*Written problem*:
Select the lines of the records containing the word "turistas" and list them.

*Dataset records*:

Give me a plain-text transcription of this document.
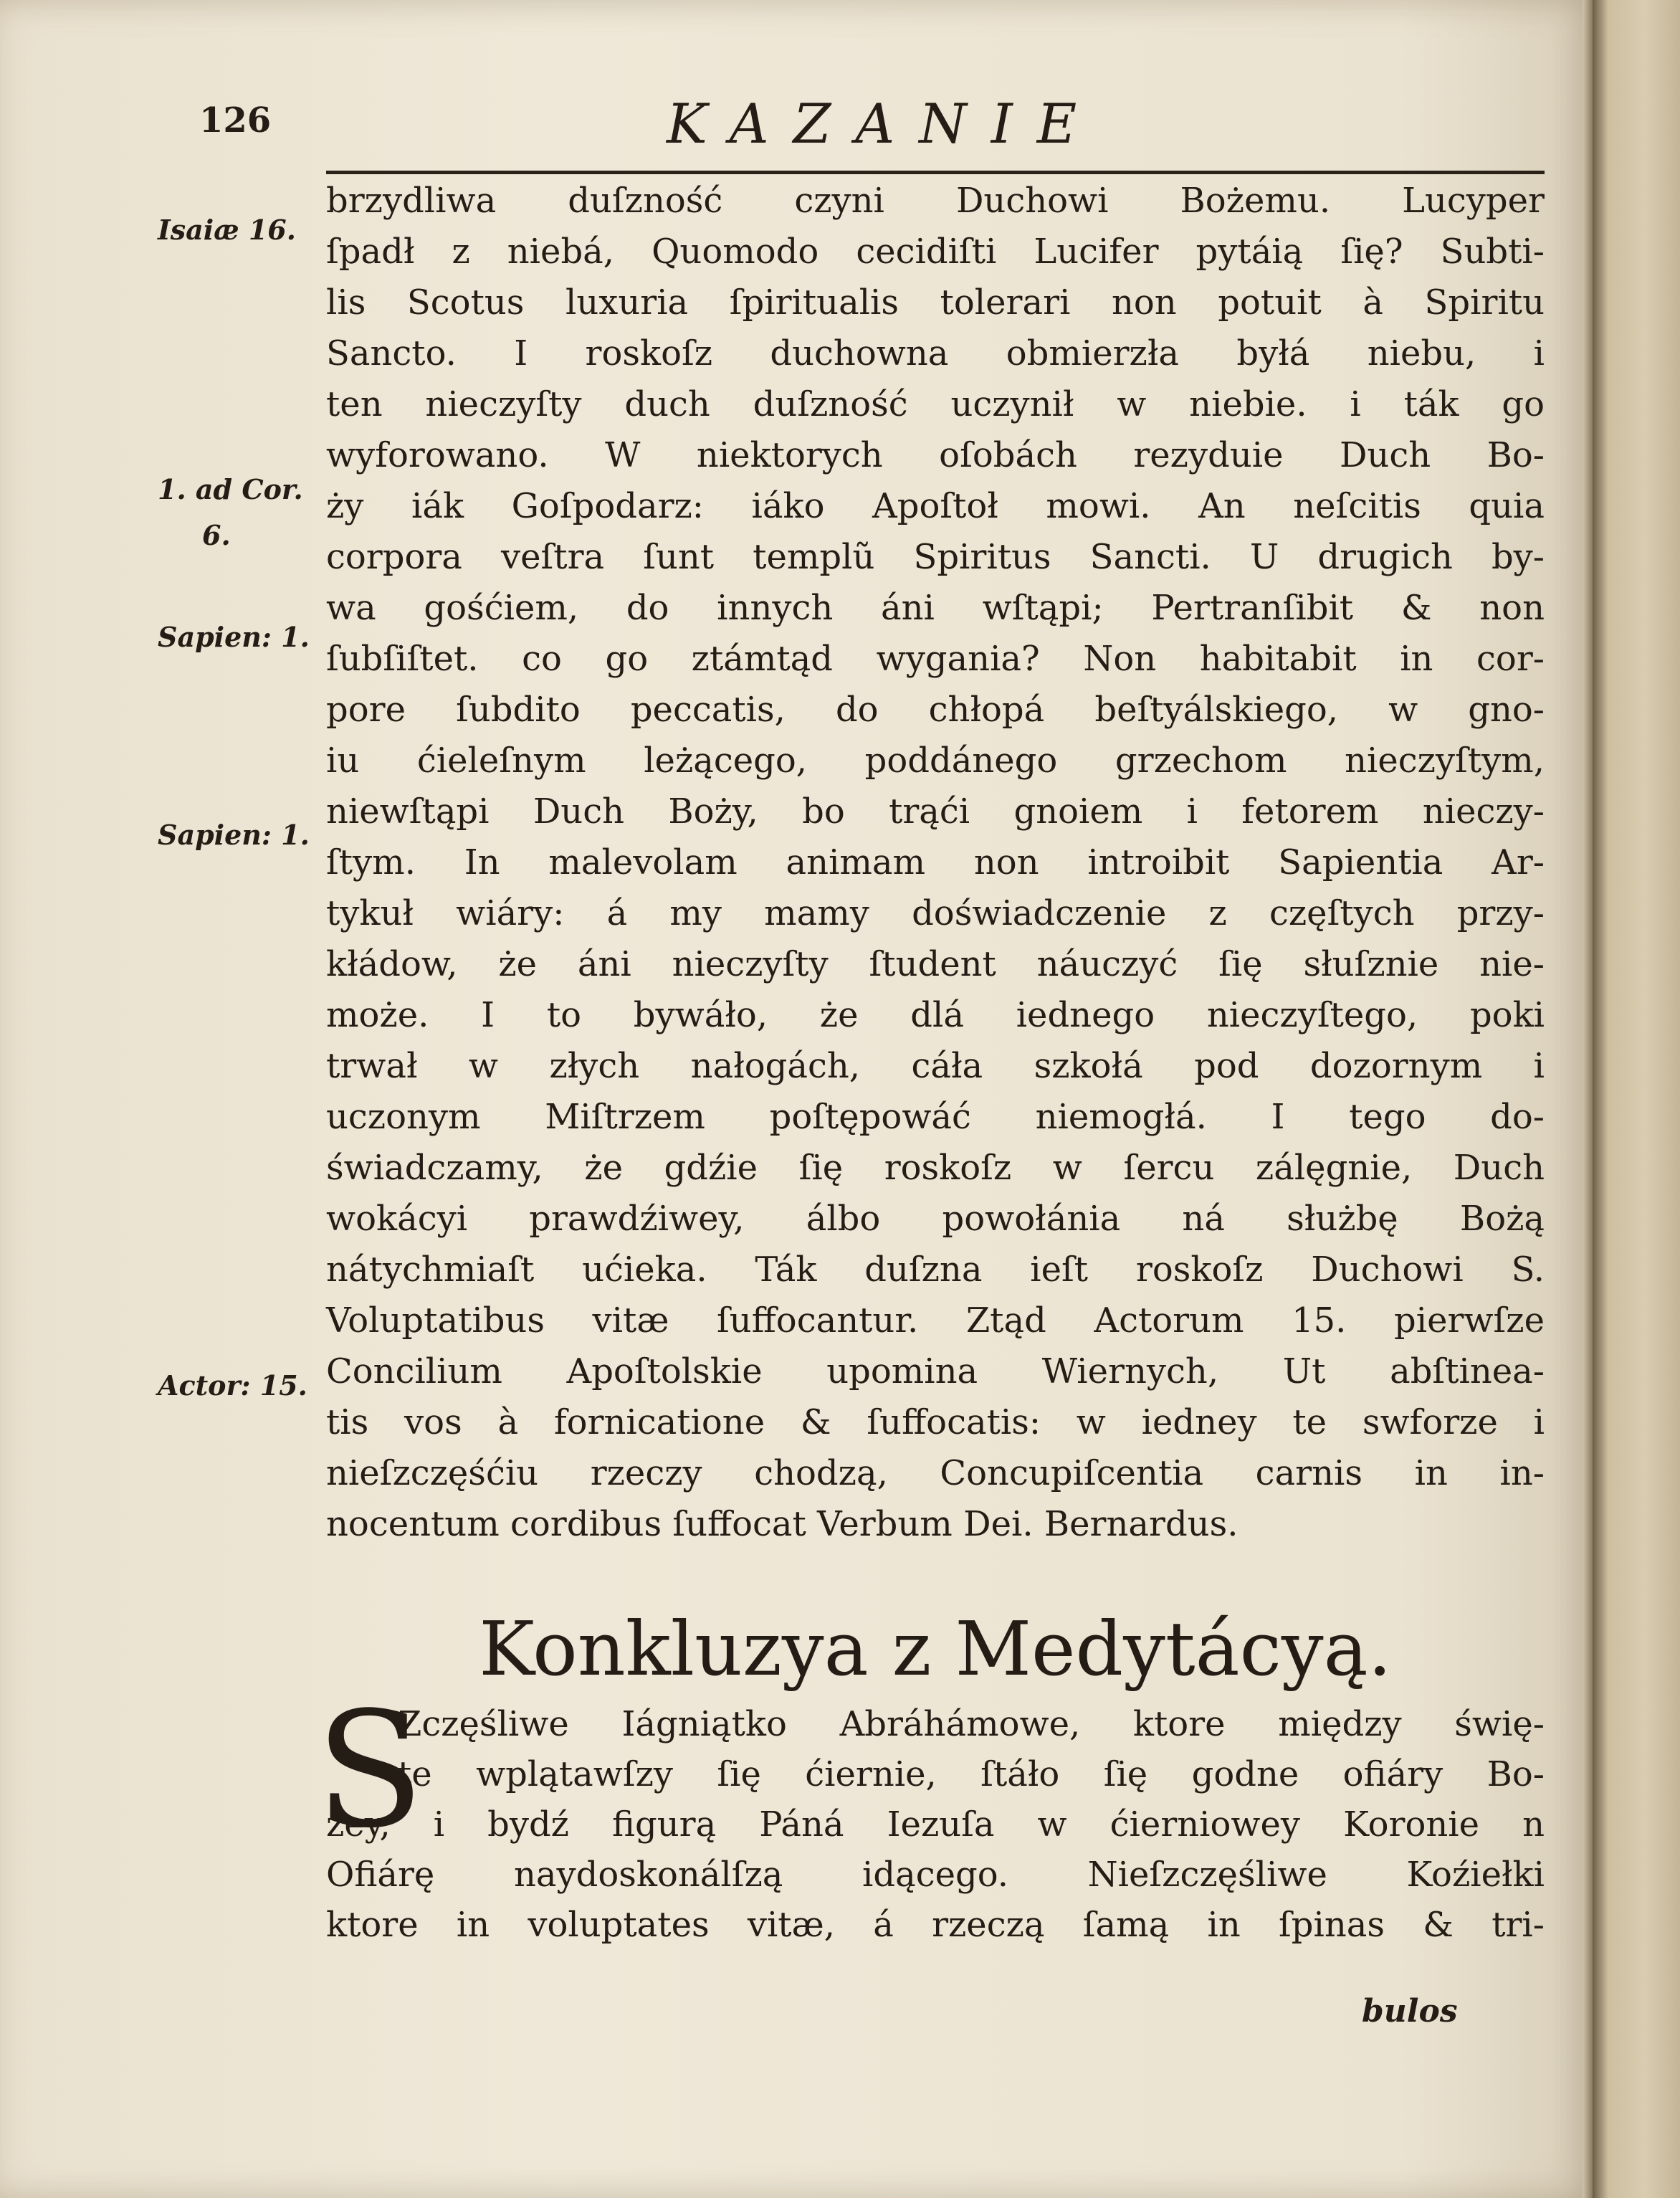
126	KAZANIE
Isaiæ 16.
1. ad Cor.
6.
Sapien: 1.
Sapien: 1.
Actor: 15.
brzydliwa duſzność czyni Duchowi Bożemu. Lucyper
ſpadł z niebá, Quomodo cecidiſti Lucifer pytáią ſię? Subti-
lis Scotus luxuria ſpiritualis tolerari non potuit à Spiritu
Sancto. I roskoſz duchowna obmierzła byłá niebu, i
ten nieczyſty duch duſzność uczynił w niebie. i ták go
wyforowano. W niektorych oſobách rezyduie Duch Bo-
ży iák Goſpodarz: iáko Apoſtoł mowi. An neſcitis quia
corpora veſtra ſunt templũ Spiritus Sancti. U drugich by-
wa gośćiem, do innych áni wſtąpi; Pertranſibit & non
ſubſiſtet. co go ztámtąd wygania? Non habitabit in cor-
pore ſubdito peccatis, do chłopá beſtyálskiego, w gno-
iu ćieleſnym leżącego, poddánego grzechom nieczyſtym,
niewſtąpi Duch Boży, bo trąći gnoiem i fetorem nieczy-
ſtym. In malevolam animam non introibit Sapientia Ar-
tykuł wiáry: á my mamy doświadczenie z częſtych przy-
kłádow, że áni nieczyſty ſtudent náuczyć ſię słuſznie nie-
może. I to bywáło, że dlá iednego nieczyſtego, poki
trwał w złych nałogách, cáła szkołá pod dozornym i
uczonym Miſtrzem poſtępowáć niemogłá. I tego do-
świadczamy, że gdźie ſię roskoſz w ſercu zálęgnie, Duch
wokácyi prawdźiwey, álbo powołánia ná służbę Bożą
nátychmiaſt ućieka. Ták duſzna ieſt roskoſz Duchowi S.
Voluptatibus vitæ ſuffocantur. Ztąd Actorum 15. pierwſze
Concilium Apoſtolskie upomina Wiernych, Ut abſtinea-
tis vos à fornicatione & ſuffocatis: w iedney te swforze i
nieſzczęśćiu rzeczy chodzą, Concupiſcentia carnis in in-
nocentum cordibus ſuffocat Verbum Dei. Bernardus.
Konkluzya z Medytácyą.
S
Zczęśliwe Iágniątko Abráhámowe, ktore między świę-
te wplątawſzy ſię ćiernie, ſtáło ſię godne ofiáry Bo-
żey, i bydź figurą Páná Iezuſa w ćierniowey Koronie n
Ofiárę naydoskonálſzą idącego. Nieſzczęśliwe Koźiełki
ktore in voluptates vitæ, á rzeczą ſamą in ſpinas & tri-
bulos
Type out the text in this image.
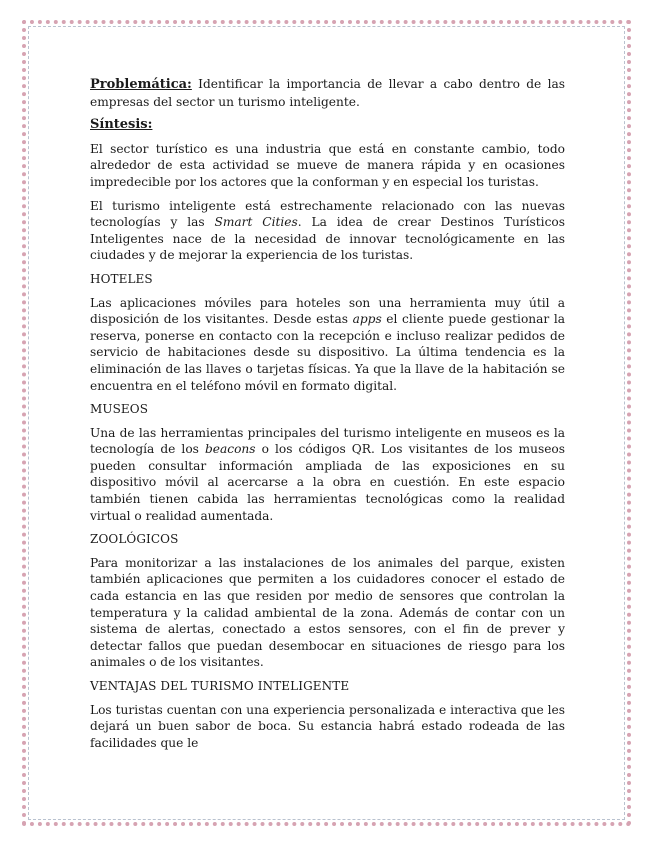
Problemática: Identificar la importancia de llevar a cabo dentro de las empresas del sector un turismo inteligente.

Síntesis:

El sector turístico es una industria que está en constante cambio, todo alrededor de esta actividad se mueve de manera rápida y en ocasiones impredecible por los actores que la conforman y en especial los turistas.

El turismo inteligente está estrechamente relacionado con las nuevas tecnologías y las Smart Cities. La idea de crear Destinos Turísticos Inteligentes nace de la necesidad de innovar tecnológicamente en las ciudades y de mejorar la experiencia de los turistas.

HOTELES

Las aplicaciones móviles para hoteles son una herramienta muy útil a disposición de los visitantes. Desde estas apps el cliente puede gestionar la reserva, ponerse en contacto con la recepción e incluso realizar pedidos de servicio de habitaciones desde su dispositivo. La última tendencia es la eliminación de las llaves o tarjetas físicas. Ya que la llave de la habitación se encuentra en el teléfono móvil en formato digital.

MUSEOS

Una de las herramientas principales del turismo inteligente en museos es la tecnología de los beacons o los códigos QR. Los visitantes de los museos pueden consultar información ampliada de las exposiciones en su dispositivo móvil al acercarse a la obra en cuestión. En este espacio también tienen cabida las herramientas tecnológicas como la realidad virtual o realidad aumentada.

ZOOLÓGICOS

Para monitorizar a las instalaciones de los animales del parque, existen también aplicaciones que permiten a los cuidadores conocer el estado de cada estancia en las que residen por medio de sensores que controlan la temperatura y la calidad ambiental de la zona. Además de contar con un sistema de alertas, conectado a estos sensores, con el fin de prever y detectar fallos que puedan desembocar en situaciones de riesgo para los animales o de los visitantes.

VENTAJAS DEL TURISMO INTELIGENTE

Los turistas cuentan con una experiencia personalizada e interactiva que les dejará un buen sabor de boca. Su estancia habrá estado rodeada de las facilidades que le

*Answer for this exercise*:
El sector turístico es una industria que está en constante cambio, todo alrededor de esta actividad se mueve de manera rápida y en ocasiones impredecible por los actores que la conforman y en especial los turistas.
El turismo inteligente está estrechamente relacionado con las nuevas tecnologías y las Smart Cities. La idea de crear Destinos Turísticos Inteligentes nace de la necesidad de innovar tecnológicamente en las ciudades y de mejorar la experiencia de los turistas.
Los turistas cuentan con una experiencia personalizada e interactiva que les dejará un buen sabor de boca. Su estancia habrá estado rodeada de las facilidades que le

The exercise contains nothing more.